--- WHAT TO DO ---
Every line holding the string "пункта" should be gathered.

------ RAW RECORDS ------

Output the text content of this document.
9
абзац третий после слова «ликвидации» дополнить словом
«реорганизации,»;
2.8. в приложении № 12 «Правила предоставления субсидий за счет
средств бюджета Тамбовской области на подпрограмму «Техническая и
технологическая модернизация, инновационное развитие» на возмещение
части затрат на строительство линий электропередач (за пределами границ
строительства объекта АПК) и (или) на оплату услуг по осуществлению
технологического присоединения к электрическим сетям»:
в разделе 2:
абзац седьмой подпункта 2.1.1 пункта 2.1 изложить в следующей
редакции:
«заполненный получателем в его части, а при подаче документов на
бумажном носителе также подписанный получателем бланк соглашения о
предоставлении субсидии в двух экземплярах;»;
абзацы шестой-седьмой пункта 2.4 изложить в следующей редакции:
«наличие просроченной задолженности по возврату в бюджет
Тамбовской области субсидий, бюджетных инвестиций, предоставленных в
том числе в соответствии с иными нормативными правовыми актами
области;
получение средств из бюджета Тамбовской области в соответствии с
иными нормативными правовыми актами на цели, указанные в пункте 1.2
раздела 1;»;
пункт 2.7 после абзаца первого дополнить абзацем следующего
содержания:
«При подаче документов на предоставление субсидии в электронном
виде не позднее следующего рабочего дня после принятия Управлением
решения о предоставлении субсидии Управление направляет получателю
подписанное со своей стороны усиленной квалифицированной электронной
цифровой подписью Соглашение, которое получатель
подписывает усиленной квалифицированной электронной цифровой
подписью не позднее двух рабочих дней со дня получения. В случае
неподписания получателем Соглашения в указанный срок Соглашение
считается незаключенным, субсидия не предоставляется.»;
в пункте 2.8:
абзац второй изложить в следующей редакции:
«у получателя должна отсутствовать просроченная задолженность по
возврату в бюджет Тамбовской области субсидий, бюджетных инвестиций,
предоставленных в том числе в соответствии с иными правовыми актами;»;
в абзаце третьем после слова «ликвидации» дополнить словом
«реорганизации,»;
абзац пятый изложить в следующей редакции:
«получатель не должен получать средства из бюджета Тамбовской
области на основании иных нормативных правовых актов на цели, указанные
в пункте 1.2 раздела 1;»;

------

--- THE ANSWER ---
абзац седьмой подпункта 2.1.1 пункта 2.1 изложить в следующей
абзацы шестой-седьмой пункта 2.4 изложить в следующей редакции:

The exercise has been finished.